> YOUR INSTRUCTIONS:
Reproduce every one of the following rows verbatim, without altering, omitting, or reordering anything.

····················

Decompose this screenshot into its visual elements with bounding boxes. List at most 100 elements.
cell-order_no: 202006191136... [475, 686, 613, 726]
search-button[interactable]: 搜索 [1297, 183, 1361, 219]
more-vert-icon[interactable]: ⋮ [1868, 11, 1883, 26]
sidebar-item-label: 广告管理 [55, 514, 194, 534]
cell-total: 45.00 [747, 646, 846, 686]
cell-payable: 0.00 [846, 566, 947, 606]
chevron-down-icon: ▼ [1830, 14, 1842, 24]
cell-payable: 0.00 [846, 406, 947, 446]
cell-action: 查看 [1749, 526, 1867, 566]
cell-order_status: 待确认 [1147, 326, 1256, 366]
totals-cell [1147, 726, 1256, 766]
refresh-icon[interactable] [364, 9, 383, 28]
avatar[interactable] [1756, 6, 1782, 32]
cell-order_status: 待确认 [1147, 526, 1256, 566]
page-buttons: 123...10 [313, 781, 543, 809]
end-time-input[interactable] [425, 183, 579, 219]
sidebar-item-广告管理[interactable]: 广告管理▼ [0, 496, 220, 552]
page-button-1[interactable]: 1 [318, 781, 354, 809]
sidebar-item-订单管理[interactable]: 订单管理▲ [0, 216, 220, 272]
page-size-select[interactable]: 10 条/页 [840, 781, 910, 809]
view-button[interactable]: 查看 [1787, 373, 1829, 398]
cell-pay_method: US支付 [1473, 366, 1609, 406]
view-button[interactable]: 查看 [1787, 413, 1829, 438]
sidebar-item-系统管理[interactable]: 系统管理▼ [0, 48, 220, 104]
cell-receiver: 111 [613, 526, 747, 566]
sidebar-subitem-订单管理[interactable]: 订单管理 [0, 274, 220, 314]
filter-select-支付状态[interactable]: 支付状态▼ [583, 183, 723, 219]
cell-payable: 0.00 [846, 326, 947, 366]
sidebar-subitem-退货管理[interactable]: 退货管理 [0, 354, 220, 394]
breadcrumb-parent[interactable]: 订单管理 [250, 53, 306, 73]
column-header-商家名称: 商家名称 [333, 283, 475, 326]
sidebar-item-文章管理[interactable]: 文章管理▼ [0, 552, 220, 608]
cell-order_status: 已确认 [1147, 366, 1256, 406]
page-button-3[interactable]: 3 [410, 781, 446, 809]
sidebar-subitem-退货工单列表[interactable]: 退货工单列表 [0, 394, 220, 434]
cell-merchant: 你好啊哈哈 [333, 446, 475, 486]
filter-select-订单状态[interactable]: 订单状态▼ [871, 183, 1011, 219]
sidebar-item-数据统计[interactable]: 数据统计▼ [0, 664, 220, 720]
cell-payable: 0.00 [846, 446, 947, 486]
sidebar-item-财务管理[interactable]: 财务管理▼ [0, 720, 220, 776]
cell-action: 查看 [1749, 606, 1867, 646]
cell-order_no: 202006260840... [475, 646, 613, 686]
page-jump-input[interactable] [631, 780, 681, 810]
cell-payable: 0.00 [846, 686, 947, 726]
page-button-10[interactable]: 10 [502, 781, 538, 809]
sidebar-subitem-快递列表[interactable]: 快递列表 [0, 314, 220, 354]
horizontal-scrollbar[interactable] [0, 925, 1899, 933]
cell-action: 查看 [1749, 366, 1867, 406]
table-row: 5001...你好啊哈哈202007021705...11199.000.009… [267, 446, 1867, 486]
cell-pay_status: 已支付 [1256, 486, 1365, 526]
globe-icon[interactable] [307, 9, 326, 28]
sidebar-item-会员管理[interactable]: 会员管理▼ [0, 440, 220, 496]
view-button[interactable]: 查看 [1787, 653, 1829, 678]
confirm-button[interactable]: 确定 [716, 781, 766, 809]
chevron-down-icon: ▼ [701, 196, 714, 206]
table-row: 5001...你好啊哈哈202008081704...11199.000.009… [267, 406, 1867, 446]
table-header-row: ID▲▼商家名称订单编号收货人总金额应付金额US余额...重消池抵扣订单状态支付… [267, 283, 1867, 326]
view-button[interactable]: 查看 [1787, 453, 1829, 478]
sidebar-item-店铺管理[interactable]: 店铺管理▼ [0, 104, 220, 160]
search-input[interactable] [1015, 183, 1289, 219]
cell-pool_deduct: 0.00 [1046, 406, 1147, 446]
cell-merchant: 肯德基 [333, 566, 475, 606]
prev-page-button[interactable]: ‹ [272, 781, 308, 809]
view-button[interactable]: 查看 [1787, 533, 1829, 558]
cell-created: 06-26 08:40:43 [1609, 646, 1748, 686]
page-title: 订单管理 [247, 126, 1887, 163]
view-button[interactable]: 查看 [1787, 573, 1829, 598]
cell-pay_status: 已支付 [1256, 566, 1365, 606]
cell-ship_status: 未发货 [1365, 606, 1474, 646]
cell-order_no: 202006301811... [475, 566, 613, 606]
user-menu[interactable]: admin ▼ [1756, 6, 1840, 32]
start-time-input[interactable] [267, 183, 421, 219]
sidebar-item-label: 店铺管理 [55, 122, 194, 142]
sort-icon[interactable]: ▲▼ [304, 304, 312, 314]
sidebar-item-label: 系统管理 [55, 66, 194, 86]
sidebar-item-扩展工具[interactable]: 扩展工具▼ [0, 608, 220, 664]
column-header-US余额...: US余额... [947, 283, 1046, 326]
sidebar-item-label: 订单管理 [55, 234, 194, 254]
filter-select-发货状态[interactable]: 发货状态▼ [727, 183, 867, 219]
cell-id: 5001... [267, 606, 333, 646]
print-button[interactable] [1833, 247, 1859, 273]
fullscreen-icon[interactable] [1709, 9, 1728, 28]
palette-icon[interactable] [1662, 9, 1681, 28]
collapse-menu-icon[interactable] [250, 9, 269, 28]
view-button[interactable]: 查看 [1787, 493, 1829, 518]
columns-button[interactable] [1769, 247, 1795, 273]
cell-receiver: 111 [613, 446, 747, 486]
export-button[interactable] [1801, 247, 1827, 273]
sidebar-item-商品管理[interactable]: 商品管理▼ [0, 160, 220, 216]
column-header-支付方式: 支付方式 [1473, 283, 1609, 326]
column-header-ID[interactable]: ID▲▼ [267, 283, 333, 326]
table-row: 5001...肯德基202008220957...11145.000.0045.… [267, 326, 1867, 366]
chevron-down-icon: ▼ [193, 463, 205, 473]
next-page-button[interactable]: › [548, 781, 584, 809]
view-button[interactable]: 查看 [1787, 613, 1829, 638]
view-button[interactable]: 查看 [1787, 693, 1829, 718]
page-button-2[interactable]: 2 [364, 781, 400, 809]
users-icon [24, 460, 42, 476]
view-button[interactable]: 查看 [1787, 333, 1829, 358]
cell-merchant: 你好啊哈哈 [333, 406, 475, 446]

····················

> ANSWER TO THE PROBLEM:
Decompose this screenshot into its visual elements with bounding boxes. List at most 100 elements.
cell-order_no: 202006191136... [475, 686, 613, 726]
search-button[interactable]: 搜索 [1297, 183, 1361, 219]
more-vert-icon[interactable]: ⋮ [1868, 11, 1883, 26]
sidebar-item-label: 广告管理 [55, 514, 194, 534]
cell-total: 45.00 [747, 646, 846, 686]
cell-payable: 0.00 [846, 566, 947, 606]
chevron-down-icon: ▼ [1830, 14, 1842, 24]
cell-payable: 0.00 [846, 406, 947, 446]
cell-action: 查看 [1749, 526, 1867, 566]
cell-order_status: 待确认 [1147, 326, 1256, 366]
totals-cell [1147, 726, 1256, 766]
refresh-icon[interactable] [364, 9, 383, 28]
avatar[interactable] [1756, 6, 1782, 32]
cell-order_status: 待确认 [1147, 526, 1256, 566]
page-buttons: 123...10 [313, 781, 543, 809]
end-time-input[interactable] [425, 183, 579, 219]
sidebar-item-广告管理[interactable]: 广告管理▼ [0, 496, 220, 552]
page-button-1[interactable]: 1 [318, 781, 354, 809]
sidebar-item-订单管理[interactable]: 订单管理▲ [0, 216, 220, 272]
page-size-select[interactable]: 10 条/页 [840, 781, 910, 809]
view-button[interactable]: 查看 [1787, 373, 1829, 398]
cell-pay_method: US支付 [1473, 366, 1609, 406]
view-button[interactable]: 查看 [1787, 413, 1829, 438]
sidebar-item-系统管理[interactable]: 系统管理▼ [0, 48, 220, 104]
cell-receiver: 111 [613, 526, 747, 566]
sidebar-subitem-订单管理[interactable]: 订单管理 [0, 274, 220, 314]
filter-select-支付状态[interactable]: 支付状态▼ [583, 183, 723, 219]
cell-payable: 0.00 [846, 326, 947, 366]
sidebar-subitem-退货管理[interactable]: 退货管理 [0, 354, 220, 394]
breadcrumb-parent[interactable]: 订单管理 [250, 53, 306, 73]
column-header-商家名称: 商家名称 [333, 283, 475, 326]
sidebar-item-文章管理[interactable]: 文章管理▼ [0, 552, 220, 608]
cell-order_status: 已确认 [1147, 366, 1256, 406]
page-button-3[interactable]: 3 [410, 781, 446, 809]
sidebar-subitem-退货工单列表[interactable]: 退货工单列表 [0, 394, 220, 434]
cell-merchant: 你好啊哈哈 [333, 446, 475, 486]
filter-select-订单状态[interactable]: 订单状态▼ [871, 183, 1011, 219]
sidebar-item-数据统计[interactable]: 数据统计▼ [0, 664, 220, 720]
cell-payable: 0.00 [846, 446, 947, 486]
sidebar-item-财务管理[interactable]: 财务管理▼ [0, 720, 220, 776]
cell-action: 查看 [1749, 606, 1867, 646]
cell-order_no: 202006260840... [475, 646, 613, 686]
page-jump-input[interactable] [631, 780, 681, 810]
cell-payable: 0.00 [846, 686, 947, 726]
page-button-10[interactable]: 10 [502, 781, 538, 809]
sidebar-subitem-快递列表[interactable]: 快递列表 [0, 314, 220, 354]
horizontal-scrollbar[interactable] [0, 925, 1899, 933]
cell-action: 查看 [1749, 366, 1867, 406]
table-row: 5001...你好啊哈哈202007021705...11199.000.009… [267, 446, 1867, 486]
cell-pay_status: 已支付 [1256, 486, 1365, 526]
globe-icon[interactable] [307, 9, 326, 28]
sidebar-item-会员管理[interactable]: 会员管理▼ [0, 440, 220, 496]
view-button[interactable]: 查看 [1787, 653, 1829, 678]
confirm-button[interactable]: 确定 [716, 781, 766, 809]
chevron-down-icon: ▼ [701, 196, 714, 206]
table-row: 5001...你好啊哈哈202008081704...11199.000.009… [267, 406, 1867, 446]
table-header-row: ID▲▼商家名称订单编号收货人总金额应付金额US余额...重消池抵扣订单状态支付… [267, 283, 1867, 326]
view-button[interactable]: 查看 [1787, 453, 1829, 478]
sidebar-item-店铺管理[interactable]: 店铺管理▼ [0, 104, 220, 160]
search-input[interactable] [1015, 183, 1289, 219]
cell-pool_deduct: 0.00 [1046, 406, 1147, 446]
cell-merchant: 肯德基 [333, 566, 475, 606]
prev-page-button[interactable]: ‹ [272, 781, 308, 809]
view-button[interactable]: 查看 [1787, 533, 1829, 558]
cell-created: 06-26 08:40:43 [1609, 646, 1748, 686]
page-title: 订单管理 [247, 126, 1887, 163]
view-button[interactable]: 查看 [1787, 573, 1829, 598]
cell-pay_status: 已支付 [1256, 566, 1365, 606]
cell-ship_status: 未发货 [1365, 606, 1474, 646]
cell-order_no: 202006301811... [475, 566, 613, 606]
user-menu[interactable]: admin ▼ [1756, 6, 1840, 32]
start-time-input[interactable] [267, 183, 421, 219]
sidebar-item-label: 店铺管理 [55, 122, 194, 142]
sort-icon[interactable]: ▲▼ [304, 304, 312, 314]
sidebar-item-label: 系统管理 [55, 66, 194, 86]
sidebar-item-扩展工具[interactable]: 扩展工具▼ [0, 608, 220, 664]
column-header-US余额...: US余额... [947, 283, 1046, 326]
sidebar-item-label: 订单管理 [55, 234, 194, 254]
filter-select-发货状态[interactable]: 发货状态▼ [727, 183, 867, 219]
cell-id: 5001... [267, 606, 333, 646]
print-button[interactable] [1833, 247, 1859, 273]
fullscreen-icon[interactable] [1709, 9, 1728, 28]
palette-icon[interactable] [1662, 9, 1681, 28]
collapse-menu-icon[interactable] [250, 9, 269, 28]
view-button[interactable]: 查看 [1787, 493, 1829, 518]
columns-button[interactable] [1769, 247, 1795, 273]
cell-receiver: 111 [613, 446, 747, 486]
export-button[interactable] [1801, 247, 1827, 273]
sidebar-item-商品管理[interactable]: 商品管理▼ [0, 160, 220, 216]
column-header-支付方式: 支付方式 [1473, 283, 1609, 326]
column-header-ID[interactable]: ID▲▼ [267, 283, 333, 326]
table-row: 5001...肯德基202008220957...11145.000.0045.… [267, 326, 1867, 366]
chevron-down-icon: ▼ [193, 463, 205, 473]
next-page-button[interactable]: › [548, 781, 584, 809]
view-button[interactable]: 查看 [1787, 613, 1829, 638]
view-button[interactable]: 查看 [1787, 693, 1829, 718]
page-button-2[interactable]: 2 [364, 781, 400, 809]
users-icon [24, 460, 42, 476]
view-button[interactable]: 查看 [1787, 333, 1829, 358]
cell-merchant: 你好啊哈哈 [333, 406, 475, 446]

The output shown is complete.